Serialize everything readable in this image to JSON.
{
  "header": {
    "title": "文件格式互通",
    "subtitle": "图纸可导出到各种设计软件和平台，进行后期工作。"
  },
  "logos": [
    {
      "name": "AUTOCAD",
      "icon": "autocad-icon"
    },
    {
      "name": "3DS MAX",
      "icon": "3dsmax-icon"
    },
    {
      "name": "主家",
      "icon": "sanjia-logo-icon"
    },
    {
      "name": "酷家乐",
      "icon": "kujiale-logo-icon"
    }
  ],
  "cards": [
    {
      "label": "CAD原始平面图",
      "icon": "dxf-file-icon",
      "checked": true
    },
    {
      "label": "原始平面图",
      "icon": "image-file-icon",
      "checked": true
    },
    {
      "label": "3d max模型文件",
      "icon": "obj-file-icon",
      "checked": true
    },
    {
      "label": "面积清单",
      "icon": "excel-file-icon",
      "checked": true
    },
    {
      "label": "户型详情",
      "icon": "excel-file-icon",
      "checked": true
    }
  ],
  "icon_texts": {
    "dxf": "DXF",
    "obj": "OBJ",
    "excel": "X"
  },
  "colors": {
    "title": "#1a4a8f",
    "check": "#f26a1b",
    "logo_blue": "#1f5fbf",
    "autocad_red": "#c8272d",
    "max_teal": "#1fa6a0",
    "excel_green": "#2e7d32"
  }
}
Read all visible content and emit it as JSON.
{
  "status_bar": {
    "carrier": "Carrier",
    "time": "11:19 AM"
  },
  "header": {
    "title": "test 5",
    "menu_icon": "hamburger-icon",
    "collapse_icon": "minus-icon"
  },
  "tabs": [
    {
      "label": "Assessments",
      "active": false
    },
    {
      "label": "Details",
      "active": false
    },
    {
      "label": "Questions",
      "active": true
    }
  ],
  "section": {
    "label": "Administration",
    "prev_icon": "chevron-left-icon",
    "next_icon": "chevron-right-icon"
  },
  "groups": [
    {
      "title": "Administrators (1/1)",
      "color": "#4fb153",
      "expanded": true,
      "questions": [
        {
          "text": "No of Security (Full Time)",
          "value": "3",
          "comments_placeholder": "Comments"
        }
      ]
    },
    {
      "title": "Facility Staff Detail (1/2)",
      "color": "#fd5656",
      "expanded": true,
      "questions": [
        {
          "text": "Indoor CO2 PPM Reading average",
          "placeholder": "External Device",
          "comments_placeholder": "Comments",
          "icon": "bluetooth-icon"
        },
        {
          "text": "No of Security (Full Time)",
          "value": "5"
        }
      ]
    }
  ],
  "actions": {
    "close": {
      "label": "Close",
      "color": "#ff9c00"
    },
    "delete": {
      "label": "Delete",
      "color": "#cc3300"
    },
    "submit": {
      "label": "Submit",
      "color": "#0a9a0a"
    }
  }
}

(The request): Repeat all the records. Match each line exactly.

(Correct output):
Serialize everything readable in this image to JSON.
{
  "header": {
    "title": "文件格式互通",
    "subtitle": "图纸可导出到各种设计软件和平台，进行后期工作。"
  },
  "logos": [
    {
      "name": "AUTOCAD",
      "icon": "autocad-icon"
    },
    {
      "name": "3DS MAX",
      "icon": "3dsmax-icon"
    },
    {
      "name": "主家",
      "icon": "sanjia-logo-icon"
    },
    {
      "name": "酷家乐",
      "icon": "kujiale-logo-icon"
    }
  ],
  "cards": [
    {
      "label": "CAD原始平面图",
      "icon": "dxf-file-icon",
      "checked": true
    },
    {
      "label": "原始平面图",
      "icon": "image-file-icon",
      "checked": true
    },
    {
      "label": "3d max模型文件",
      "icon": "obj-file-icon",
      "checked": true
    },
    {
      "label": "面积清单",
      "icon": "excel-file-icon",
      "checked": true
    },
    {
      "label": "户型详情",
      "icon": "excel-file-icon",
      "checked": true
    }
  ],
  "icon_texts": {
    "dxf": "DXF",
    "obj": "OBJ",
    "excel": "X"
  },
  "colors": {
    "title": "#1a4a8f",
    "check": "#f26a1b",
    "logo_blue": "#1f5fbf",
    "autocad_red": "#c8272d",
    "max_teal": "#1fa6a0",
    "excel_green": "#2e7d32"
  }
}
Read all visible content and emit it as JSON.
{
  "status_bar": {
    "carrier": "Carrier",
    "time": "11:19 AM"
  },
  "header": {
    "title": "test 5",
    "menu_icon": "hamburger-icon",
    "collapse_icon": "minus-icon"
  },
  "tabs": [
    {
      "label": "Assessments",
      "active": false
    },
    {
      "label": "Details",
      "active": false
    },
    {
      "label": "Questions",
      "active": true
    }
  ],
  "section": {
    "label": "Administration",
    "prev_icon": "chevron-left-icon",
    "next_icon": "chevron-right-icon"
  },
  "groups": [
    {
      "title": "Administrators (1/1)",
      "color": "#4fb153",
      "expanded": true,
      "questions": [
        {
          "text": "No of Security (Full Time)",
          "value": "3",
          "comments_placeholder": "Comments"
        }
      ]
    },
    {
      "title": "Facility Staff Detail (1/2)",
      "color": "#fd5656",
      "expanded": true,
      "questions": [
        {
          "text": "Indoor CO2 PPM Reading average",
          "placeholder": "External Device",
          "comments_placeholder": "Comments",
          "icon": "bluetooth-icon"
        },
        {
          "text": "No of Security (Full Time)",
          "value": "5"
        }
      ]
    }
  ],
  "actions": {
    "close": {
      "label": "Close",
      "color": "#ff9c00"
    },
    "delete": {
      "label": "Delete",
      "color": "#cc3300"
    },
    "submit": {
      "label": "Submit",
      "color": "#0a9a0a"
    }
  }
}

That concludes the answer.